Extract each line of the records below that contains the word "зажимах".

Collection entries

--- --- ---

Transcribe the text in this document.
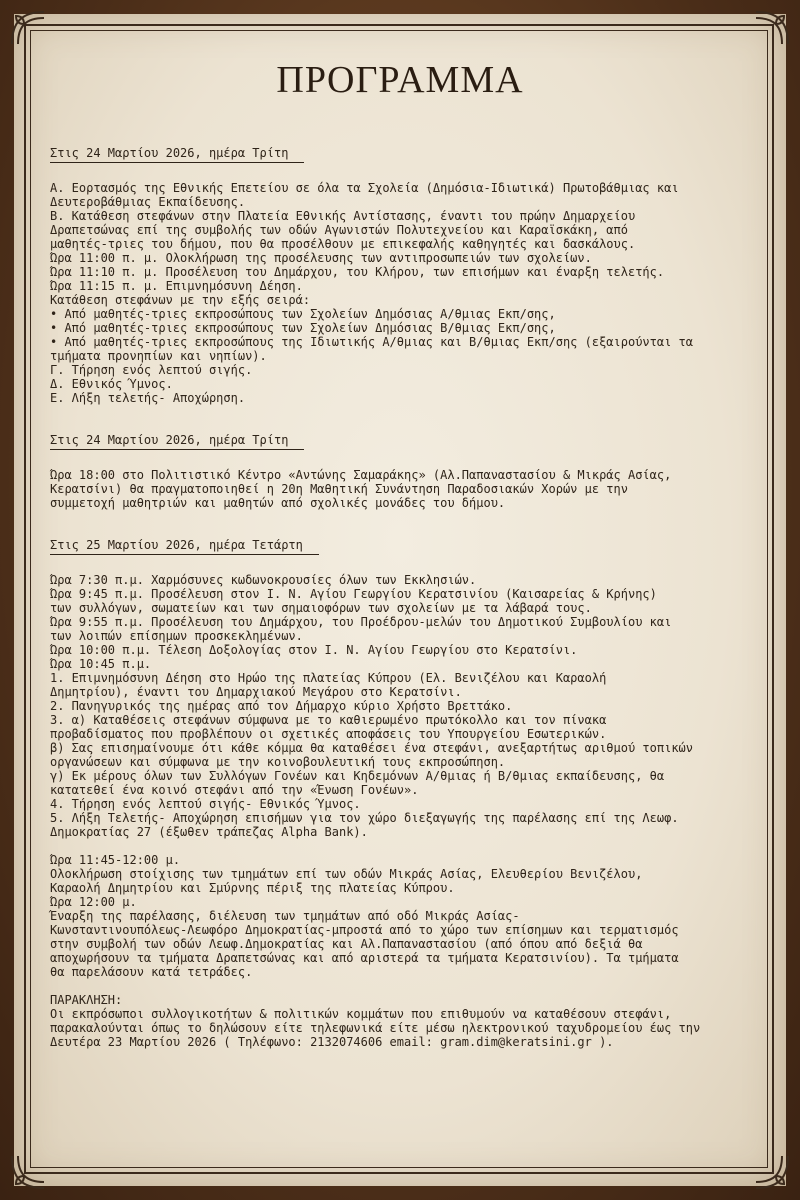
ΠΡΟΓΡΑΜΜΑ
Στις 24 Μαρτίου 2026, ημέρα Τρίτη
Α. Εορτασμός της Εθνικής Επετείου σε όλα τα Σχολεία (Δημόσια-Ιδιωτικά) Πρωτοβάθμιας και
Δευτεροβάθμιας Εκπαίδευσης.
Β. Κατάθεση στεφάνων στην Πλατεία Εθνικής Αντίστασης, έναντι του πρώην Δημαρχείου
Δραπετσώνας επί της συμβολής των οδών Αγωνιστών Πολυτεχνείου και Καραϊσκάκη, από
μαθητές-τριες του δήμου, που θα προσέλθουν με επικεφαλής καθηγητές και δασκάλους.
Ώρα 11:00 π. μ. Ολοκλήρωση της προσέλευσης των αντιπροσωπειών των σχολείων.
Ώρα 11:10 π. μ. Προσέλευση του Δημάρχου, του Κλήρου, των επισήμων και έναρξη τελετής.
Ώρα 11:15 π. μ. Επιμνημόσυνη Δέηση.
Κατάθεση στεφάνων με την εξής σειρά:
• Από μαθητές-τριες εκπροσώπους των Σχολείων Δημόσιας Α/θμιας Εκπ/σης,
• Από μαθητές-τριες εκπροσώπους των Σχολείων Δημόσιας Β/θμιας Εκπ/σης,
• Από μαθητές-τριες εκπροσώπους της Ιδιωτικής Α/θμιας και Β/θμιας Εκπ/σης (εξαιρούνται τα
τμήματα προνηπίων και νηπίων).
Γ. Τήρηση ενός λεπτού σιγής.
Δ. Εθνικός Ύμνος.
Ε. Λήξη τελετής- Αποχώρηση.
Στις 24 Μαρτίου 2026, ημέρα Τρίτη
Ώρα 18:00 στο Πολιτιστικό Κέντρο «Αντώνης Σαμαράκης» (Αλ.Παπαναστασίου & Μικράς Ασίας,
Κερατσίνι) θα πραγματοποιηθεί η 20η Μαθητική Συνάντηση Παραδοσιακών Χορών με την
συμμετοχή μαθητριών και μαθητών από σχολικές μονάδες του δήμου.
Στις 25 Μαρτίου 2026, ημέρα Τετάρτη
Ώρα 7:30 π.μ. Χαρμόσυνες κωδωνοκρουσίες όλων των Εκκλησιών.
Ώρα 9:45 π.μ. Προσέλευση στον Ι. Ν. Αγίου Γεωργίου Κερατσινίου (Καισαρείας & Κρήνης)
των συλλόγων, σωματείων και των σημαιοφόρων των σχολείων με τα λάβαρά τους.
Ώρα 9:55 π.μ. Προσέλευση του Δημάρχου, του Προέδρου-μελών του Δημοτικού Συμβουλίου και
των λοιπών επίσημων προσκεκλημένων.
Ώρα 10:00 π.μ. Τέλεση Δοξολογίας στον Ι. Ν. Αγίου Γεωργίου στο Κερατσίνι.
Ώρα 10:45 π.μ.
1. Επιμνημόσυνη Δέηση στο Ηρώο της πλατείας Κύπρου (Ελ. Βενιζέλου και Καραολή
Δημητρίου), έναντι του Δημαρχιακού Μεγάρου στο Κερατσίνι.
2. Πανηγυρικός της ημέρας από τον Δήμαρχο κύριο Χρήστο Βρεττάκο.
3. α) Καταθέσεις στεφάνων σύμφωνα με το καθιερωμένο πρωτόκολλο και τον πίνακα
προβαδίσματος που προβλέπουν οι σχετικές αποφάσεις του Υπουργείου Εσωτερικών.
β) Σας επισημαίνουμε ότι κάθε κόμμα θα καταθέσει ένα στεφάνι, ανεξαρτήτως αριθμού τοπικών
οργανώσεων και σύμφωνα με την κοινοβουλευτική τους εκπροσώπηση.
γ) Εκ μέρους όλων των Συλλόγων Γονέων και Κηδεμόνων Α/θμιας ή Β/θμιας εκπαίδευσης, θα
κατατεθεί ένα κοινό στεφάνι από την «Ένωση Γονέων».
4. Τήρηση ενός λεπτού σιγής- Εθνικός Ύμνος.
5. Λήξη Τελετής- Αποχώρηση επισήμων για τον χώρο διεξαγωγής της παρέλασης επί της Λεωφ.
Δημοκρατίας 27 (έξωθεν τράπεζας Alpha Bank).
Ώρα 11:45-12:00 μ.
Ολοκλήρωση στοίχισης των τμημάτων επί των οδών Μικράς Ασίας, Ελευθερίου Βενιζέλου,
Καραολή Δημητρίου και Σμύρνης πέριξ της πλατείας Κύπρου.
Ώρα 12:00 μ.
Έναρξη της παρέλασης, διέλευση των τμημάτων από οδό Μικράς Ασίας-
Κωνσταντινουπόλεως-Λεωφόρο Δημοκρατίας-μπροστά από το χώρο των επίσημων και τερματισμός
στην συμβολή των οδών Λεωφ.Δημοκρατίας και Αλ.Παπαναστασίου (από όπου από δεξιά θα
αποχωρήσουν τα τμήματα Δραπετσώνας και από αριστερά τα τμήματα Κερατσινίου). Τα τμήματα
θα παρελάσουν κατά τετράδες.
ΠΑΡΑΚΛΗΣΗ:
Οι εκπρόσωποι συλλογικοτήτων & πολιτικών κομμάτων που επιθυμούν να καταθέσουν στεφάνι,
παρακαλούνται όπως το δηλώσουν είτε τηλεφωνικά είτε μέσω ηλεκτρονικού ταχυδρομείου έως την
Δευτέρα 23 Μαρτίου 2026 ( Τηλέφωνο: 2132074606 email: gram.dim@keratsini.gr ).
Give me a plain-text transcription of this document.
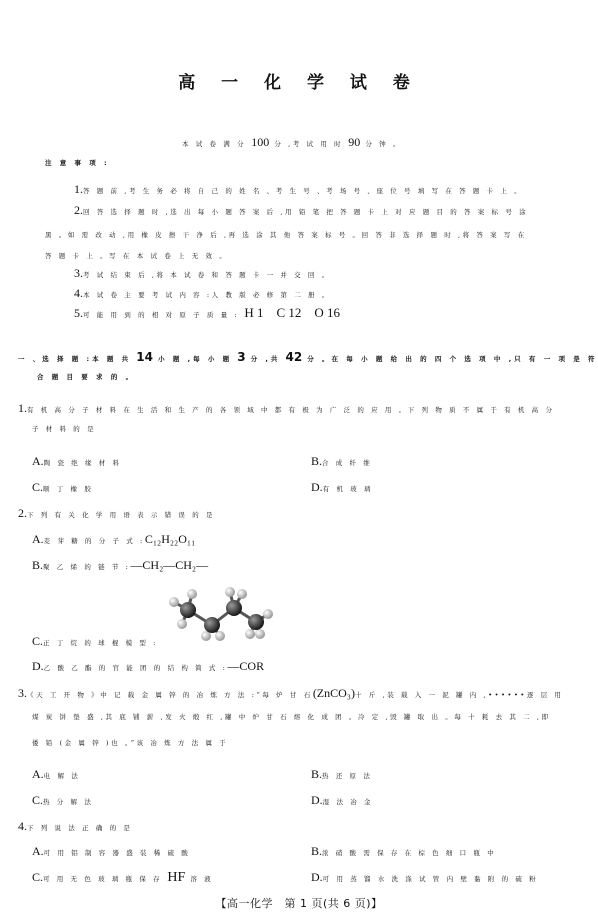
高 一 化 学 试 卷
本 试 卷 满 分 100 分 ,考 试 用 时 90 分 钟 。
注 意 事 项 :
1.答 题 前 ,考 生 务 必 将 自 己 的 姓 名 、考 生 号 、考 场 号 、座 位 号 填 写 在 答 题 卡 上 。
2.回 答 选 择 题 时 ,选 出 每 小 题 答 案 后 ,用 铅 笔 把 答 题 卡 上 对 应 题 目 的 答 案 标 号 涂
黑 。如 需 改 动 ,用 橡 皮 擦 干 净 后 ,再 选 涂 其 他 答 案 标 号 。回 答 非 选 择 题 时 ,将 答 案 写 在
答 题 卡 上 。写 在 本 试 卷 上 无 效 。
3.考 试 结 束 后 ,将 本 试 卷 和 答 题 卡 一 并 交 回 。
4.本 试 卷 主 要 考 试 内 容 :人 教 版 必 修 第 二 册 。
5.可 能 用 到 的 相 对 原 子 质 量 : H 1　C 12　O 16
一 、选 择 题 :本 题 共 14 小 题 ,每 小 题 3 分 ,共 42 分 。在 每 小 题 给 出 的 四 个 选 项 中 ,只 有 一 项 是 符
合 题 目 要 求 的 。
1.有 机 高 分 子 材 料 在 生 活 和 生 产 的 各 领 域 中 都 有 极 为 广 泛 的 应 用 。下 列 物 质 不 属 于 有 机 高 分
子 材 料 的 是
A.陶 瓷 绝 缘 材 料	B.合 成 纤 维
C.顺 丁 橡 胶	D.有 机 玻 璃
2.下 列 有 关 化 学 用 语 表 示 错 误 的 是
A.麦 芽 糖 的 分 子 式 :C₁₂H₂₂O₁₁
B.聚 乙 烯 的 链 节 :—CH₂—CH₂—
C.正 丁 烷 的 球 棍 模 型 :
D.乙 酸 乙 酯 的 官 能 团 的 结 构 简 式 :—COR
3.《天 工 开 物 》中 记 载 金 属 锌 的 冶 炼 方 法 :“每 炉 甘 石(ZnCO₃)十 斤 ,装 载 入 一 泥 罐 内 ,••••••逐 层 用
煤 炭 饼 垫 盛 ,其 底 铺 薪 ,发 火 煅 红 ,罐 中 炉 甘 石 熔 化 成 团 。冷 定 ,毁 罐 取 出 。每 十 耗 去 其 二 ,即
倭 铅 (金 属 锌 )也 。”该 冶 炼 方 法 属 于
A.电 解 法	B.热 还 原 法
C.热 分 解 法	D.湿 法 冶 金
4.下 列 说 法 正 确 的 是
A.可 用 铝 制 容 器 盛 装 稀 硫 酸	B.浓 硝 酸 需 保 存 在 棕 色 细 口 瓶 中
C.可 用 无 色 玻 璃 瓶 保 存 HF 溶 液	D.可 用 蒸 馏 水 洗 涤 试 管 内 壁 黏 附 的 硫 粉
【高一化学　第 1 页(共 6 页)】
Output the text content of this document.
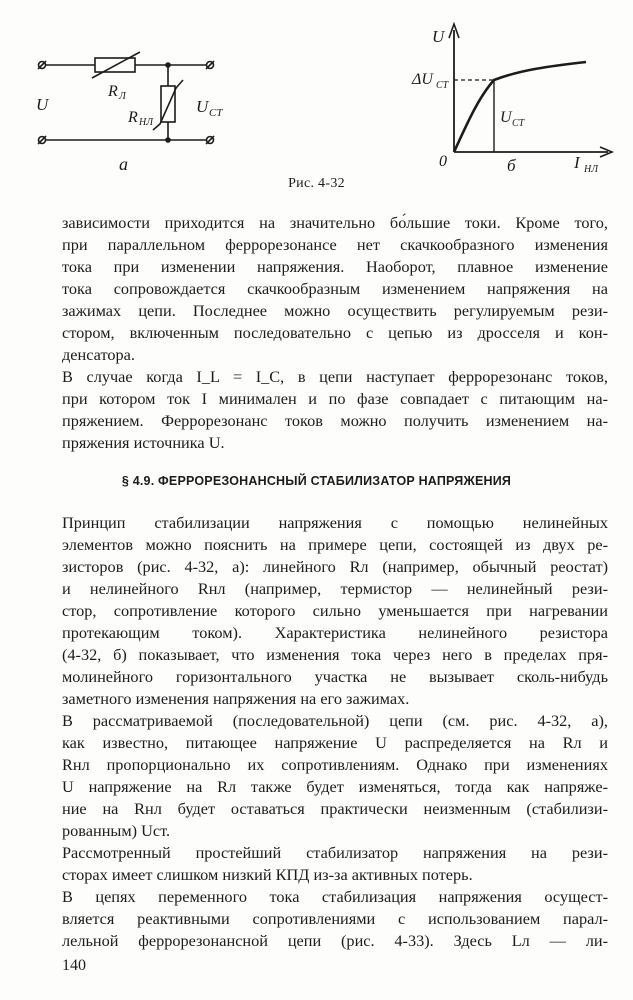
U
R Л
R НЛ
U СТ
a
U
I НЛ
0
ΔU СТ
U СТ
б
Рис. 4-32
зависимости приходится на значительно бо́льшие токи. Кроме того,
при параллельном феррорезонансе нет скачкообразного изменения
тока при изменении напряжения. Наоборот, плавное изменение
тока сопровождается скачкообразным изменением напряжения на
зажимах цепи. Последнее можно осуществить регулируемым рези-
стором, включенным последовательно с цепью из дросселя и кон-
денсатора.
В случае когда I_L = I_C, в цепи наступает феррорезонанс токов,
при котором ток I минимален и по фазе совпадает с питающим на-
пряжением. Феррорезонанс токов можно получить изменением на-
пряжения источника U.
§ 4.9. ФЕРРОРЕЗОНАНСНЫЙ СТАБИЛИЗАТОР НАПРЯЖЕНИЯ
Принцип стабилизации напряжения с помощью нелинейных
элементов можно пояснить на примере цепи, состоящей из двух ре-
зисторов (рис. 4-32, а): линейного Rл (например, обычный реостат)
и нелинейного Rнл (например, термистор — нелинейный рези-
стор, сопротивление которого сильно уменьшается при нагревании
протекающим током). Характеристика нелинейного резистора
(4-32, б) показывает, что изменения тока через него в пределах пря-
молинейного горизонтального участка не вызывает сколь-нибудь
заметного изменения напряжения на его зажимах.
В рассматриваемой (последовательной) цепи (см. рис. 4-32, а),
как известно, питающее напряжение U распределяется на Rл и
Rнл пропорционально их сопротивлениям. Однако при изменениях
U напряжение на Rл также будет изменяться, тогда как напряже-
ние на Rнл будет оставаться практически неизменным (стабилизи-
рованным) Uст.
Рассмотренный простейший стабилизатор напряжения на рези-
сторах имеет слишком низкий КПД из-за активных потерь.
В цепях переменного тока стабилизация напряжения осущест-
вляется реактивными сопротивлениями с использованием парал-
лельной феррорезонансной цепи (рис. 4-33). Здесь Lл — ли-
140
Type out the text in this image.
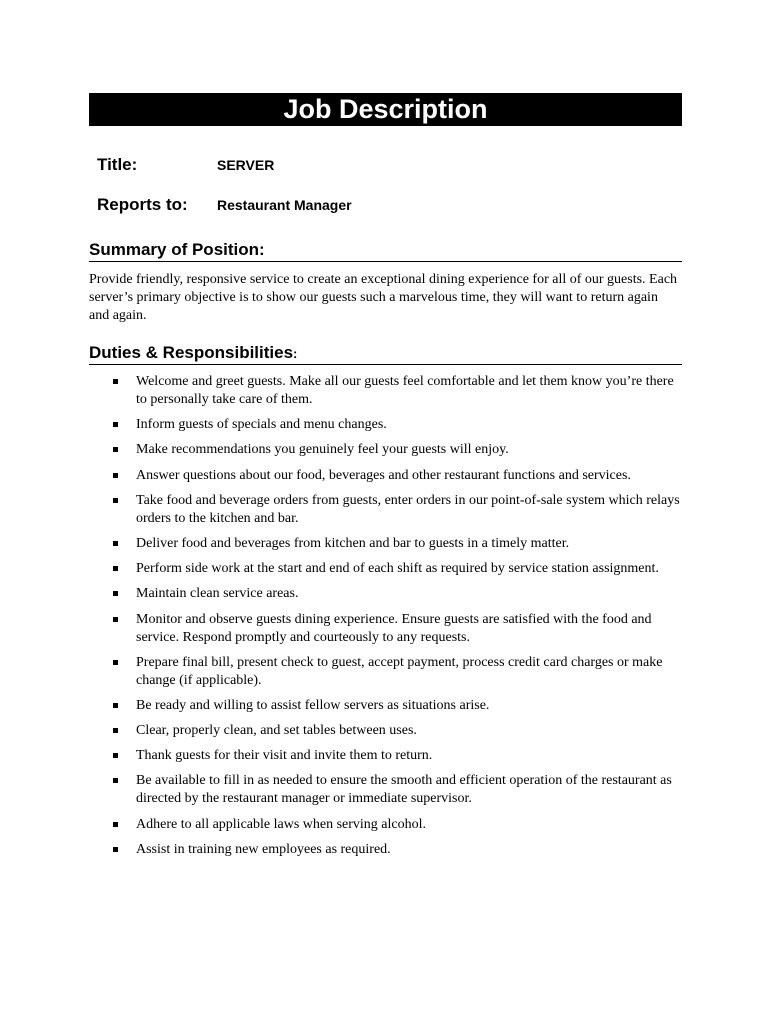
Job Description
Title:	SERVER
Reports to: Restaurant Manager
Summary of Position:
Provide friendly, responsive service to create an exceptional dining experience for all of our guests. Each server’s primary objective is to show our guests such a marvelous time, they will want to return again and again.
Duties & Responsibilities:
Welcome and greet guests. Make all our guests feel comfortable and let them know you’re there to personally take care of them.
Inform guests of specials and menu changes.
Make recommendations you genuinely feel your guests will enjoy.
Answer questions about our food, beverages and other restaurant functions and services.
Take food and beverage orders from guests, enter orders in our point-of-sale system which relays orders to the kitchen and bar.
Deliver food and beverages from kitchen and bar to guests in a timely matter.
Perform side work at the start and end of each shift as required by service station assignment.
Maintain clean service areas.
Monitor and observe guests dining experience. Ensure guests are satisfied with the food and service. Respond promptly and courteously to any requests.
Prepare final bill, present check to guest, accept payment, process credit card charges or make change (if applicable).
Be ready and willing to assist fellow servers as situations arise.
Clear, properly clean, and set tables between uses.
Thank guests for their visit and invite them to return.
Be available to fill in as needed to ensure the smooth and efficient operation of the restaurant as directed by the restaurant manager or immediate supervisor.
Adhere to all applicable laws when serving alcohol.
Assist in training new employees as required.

--- --- ---

**Answer for this exercise:**
зажимах цепи. Последнее можно осуществить регулируемым рези-
заметного изменения напряжения на его зажимах.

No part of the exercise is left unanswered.